> _ФРАГМЕНТ ДОКУМЕНТА_
^^^^^^^^^^^^^^^^

Оказывается, электроны в нем станут позитронами и вылетать будут в сторону, «неправильную» для электронов, но совершенно законную для позитронов. А нам только это и надо. Наша отраженная в «CP-зеркале» картина стала вполне «жизненной». Она как две капли воды похожа на реально существующий процесс — позитронный радиоактивный распад атомных ядер.

«Изобретенное» выдающимся советским физиком-теоретиком, лауреатом Нобелевской премии Л. Ландау сдвоенное «CP-зеркало» изменяет координаты отраженных в нем процессов на противоположные и одновременно частицы превращает в античастицы. После тщательной экспериментальной проверки выяснилось, что оно безотказно действует во всех процессах, в том числе и в процессах, вызванных слабым взаимодействием.

Что же получилось? Раньше оба принципа — и зеркальной симметрии пространства, и симметрии зарядовой — считались фундаментальными принципами природы. Теперь же, после того, как они оказались дискредитированными, ученые вынуждены были отказаться от них и провозгласить один — принцип CP-симметрии, который удовлетворял всем видам взаимодействий, в том числе и слабому.

Процессы, связанные с сильным взаимодействием и симметричные относительно зеркального отражения координат и замены частиц на античастицы, подчиняются и принципу CP-симметрии.

Но для слабых взаимодействий новый принцип означал, что в любых таких процессах не только меняется знак пространственных координат, но и происходит замена частиц на античастицы. Помните, как у Пушкина: «Идет направо — песнь заводит, налево — сказку говорит». Природа как бы требовала, чтобы в слабых взаимодействиях при переходе от правого к левому «сменялась пластинка», то есть совершался переход от одного типа материи к другому.

Правое и левое оказались сцепленными с веществом и антивеществом; различие между обоими направлениями связано с различием между частицами и античастицами — вот ответ ученых на оба труднейших вопроса, возникших из решения загадки «тета-тау». Пустое пространство, отраженное и в обычном и в «CP-зеркале», остается симметричным, однородным. Если же и происходит кажущаяся утеря им зеркальной симметрии в слабых взаимодействиях, то вина в этом лежит не на пространстве, а на самих частицах.

^^^^^^^^^^^^^^^^

> _ПРЕДСТАВЛЕННЫЕ ДАННЫЕ_
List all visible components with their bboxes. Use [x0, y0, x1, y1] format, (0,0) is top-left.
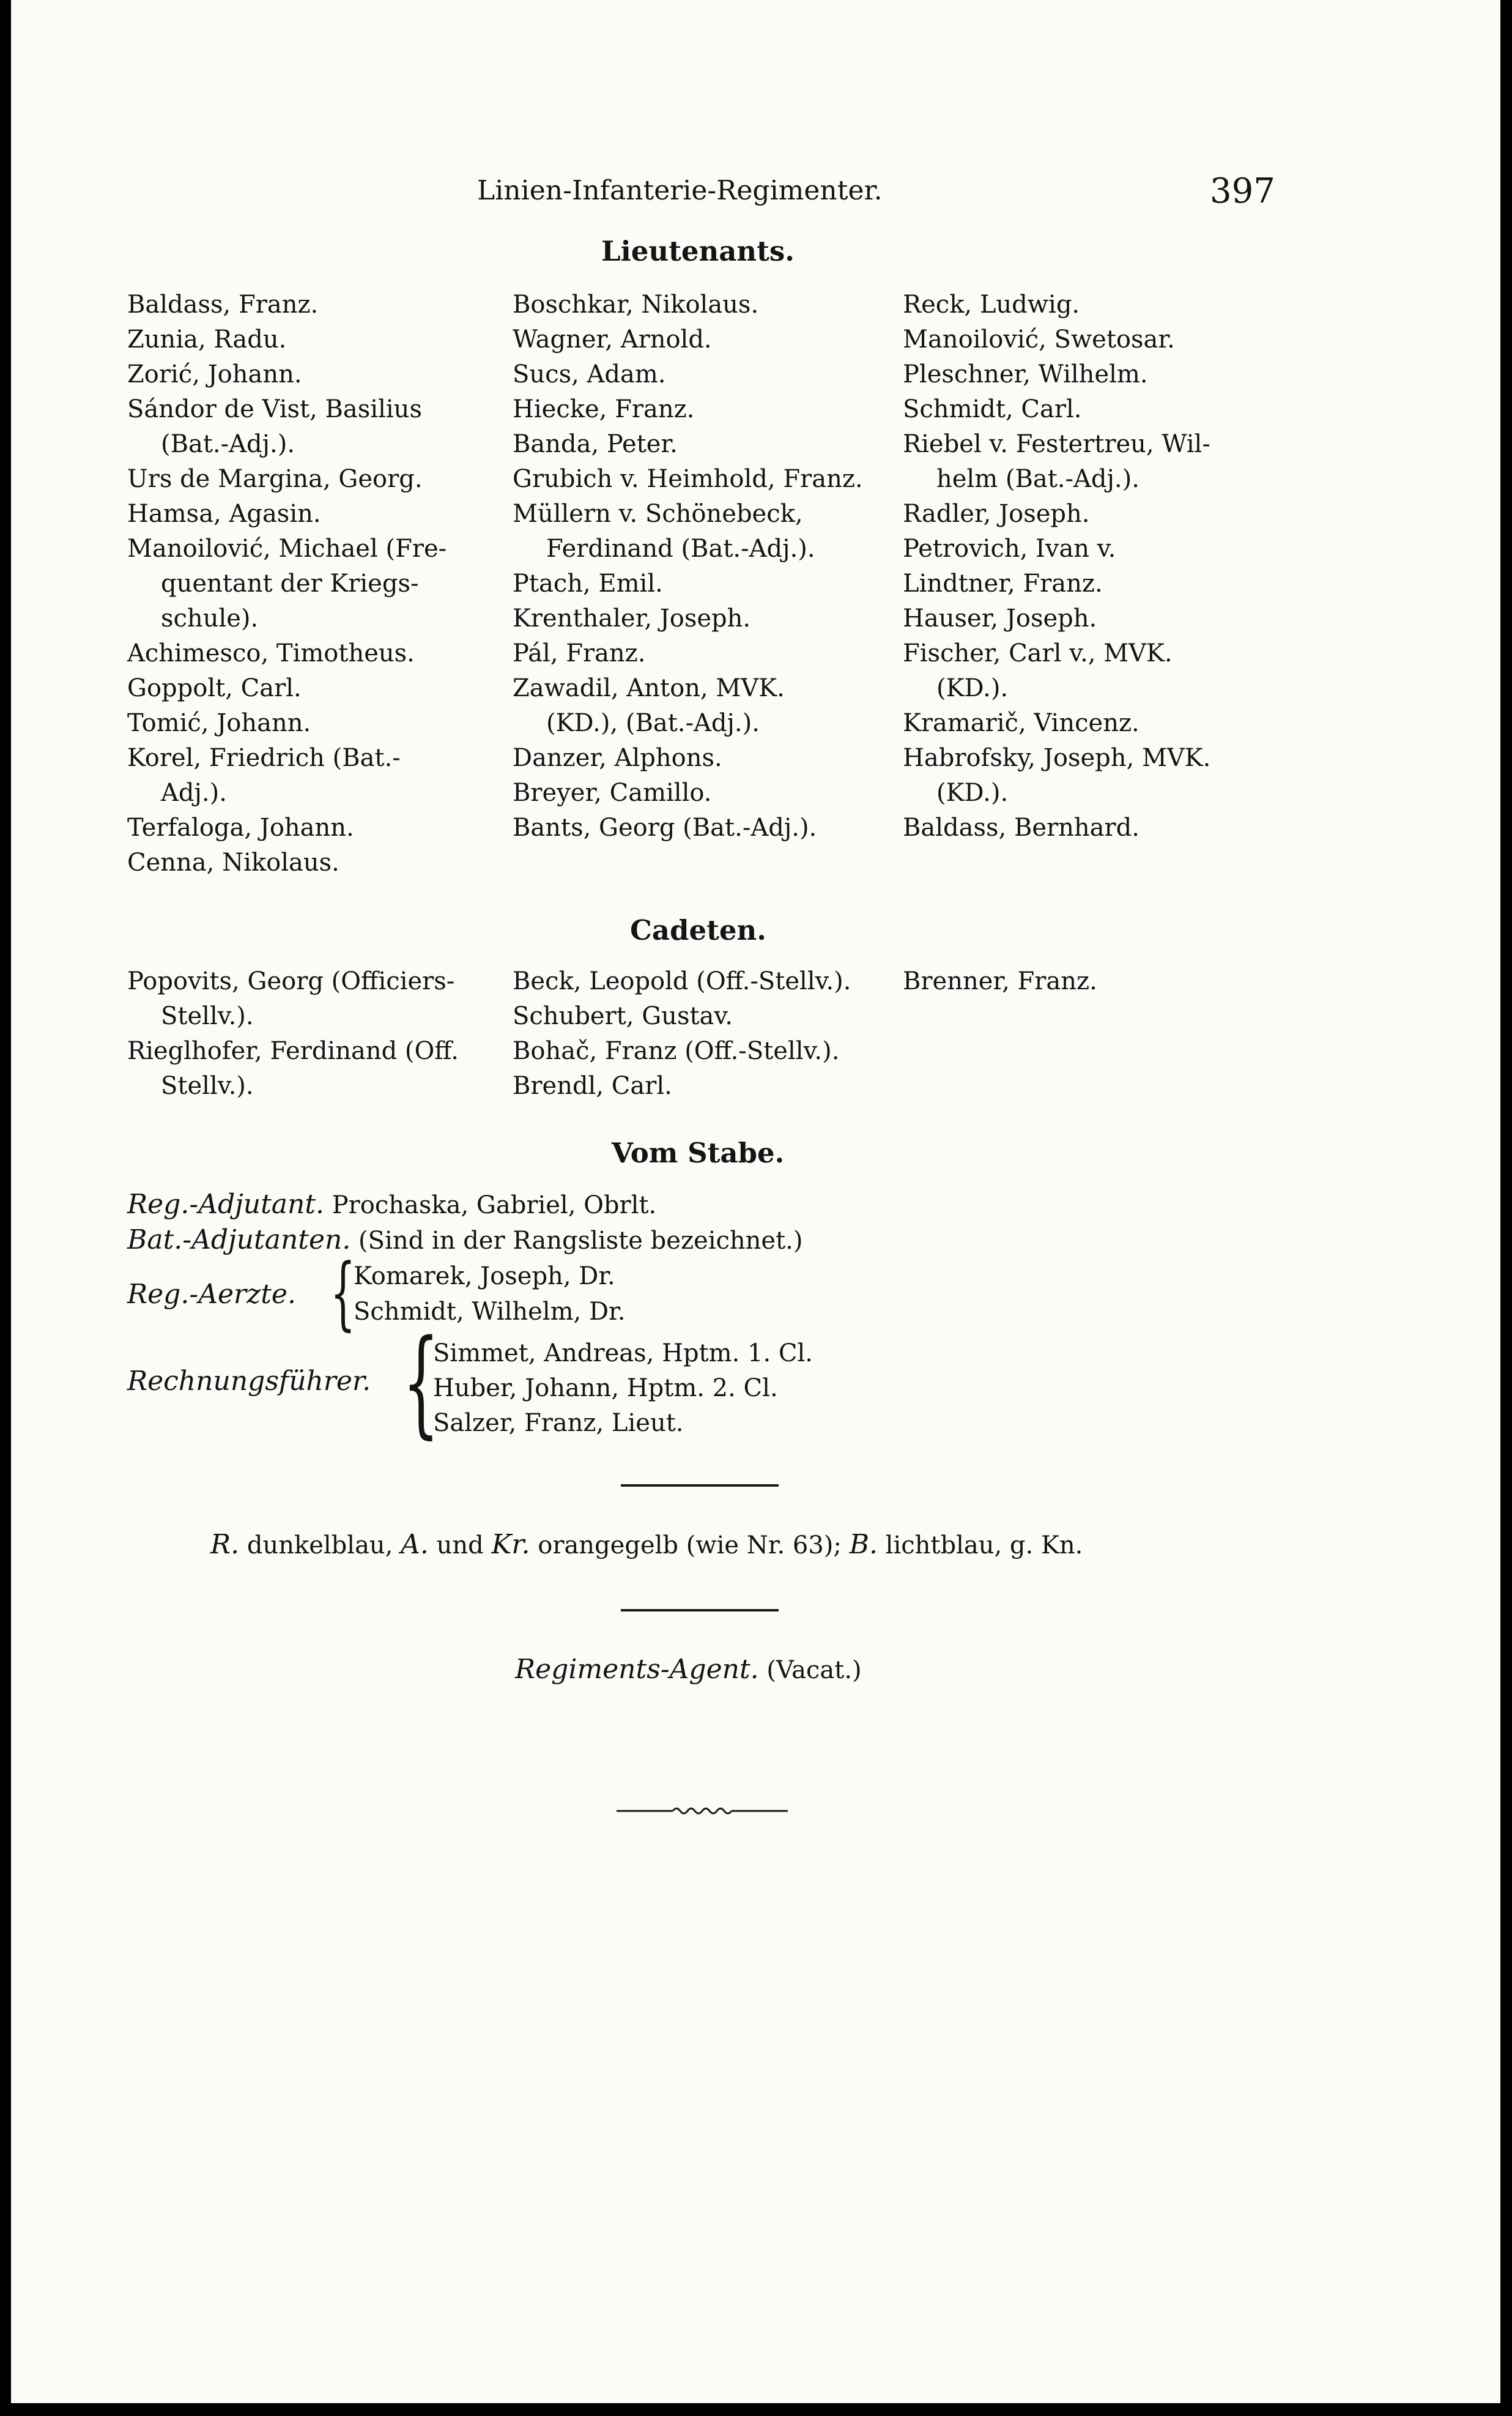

^^^^^^^^^^^^^^^^

> _ЗАДАНИЕ 1_
Кому фрагмент о CP-симметрии приписывает «изобретение» сдвоенного «CP-зеркала»?
> _ЗАДАНИЕ 2_
Напишите продолжение фрагмента о CP-симметрии, начиная сразу после его последнего предложения.

> _ОТВЕТ 1_
Выдающемуся советскому физику-теоретику, лауреату Нобелевской премии Л. Ландау.

> _ОТВЕТ 2_
Основное положение диалектического материализма о единстве свойств пространства и материи нашло новое конкретное подтверждение в физике элементарных частиц.

Хотелось бы напомнить, что ученые впервые обратили внимание на связь между геометрическими — пространственными — свойствами материи и ее физическими свойствами в середине прошлого века. Проблема эта возникла в науке о кристаллах. Крупнейшие кристаллографы были смущены хорошо известным экспериментальным фактом: некоторые химически идентичные вещества имели разные оптические свойства. Почему?

«В умы тех, кто размышлял над этим вопросом, — говорит в своей книге „Кристаллы, их роль в природе и науке“ крупный современный кристаллограф Чарльз Банн, — запали мучительные сомнения, которые нередко способствуют новым открытиям».

Проблемой заинтересовался молодой Луи Пастер. «Я не способен был представить себе, — писал он, — чтобы два вещества могли быть настолько похожими, не будучи полностью идентичными. Едва закончив Высшую нормальную школу, я решил приготовить побольше кристаллов, чтобы изучить их форму». И вскоре Л. Пастер обнаружил, что химически одинаковые вещества состоят из кристаллов, по-разному ориентированных в пространстве.

Кристаллы эти оказались зеркальными изображениями друг друга. Они не совпадали между собой и обладали разной оптической активностью. «Открытие правой и левой виннокаменных кислот (это и было заслугой Л. Пастера) содействовало тому, что молекулы были выведены из области туманных рассуждений в весьма конкретный мир геометрии», — пишет Ч. Банн.

Сейчас нас больше всего интересует тот аспект этой истории, что впервые тогда в науке обнаружилась зависимость свойств материи от ее пространственной ориентации.

И вот сто лет спустя уже не в макрофизике, а в мире элементарных частиц ученые вновь столкнулись с проблемой, затрагивающей свойства материи одновременно. Но проблема эта была гораздо сложней, ибо в ней участвовали не только частицы, но и античастицы.

Если Л. Пастер заметил связь между свойствами право- и левоориентированного вещества (левые и правые кристаллы), то мир элементарных частиц предоставил уникальную возможность обнаружить связь между свойствами правоориентированного вещества и левоориентированного антивещества.

Астрофизики пытаются с помощью разного типа космических излучений обнаружить антимиры в межзвездном пространстве. Писатели-фантасты сталкивают своих героев с пришельцами из таинственного антимира.

До сих пор неизвестно, существует ли антимир, полностью аналогичный нашему миру. Но слабые взаимодействия через нарушения пространственной и зарядовой симметрии уже связали между собой элементарные кирпичики вещества и антивещества. Аналогия между принципом CP-симметрии и сдвоенным «CP-зеркалом» напрашивается сама собой. Но какое же это зеркало? Оно напоминает скорее «окно в антимир».

Если взглянуть в это зеркало вместе с нейтрино, то можно увидеть там антинейтрино: частицу без массы и без электрического заряда, которая имеет лишь собственный момент количества движения, связанный с ее вращением. Но в зеркале направление вращения нейтрино сразу меняется на противоположное и становится таким, как у антинейтрино. Как зачарованная красавица, эта частица никогда не «увидит» себя в зеркале.

Ну а электрон? Что видит он в «CP-зеркале», вылетая из радиоактивного ядра? Электрон видит свою античастицу — позитрон.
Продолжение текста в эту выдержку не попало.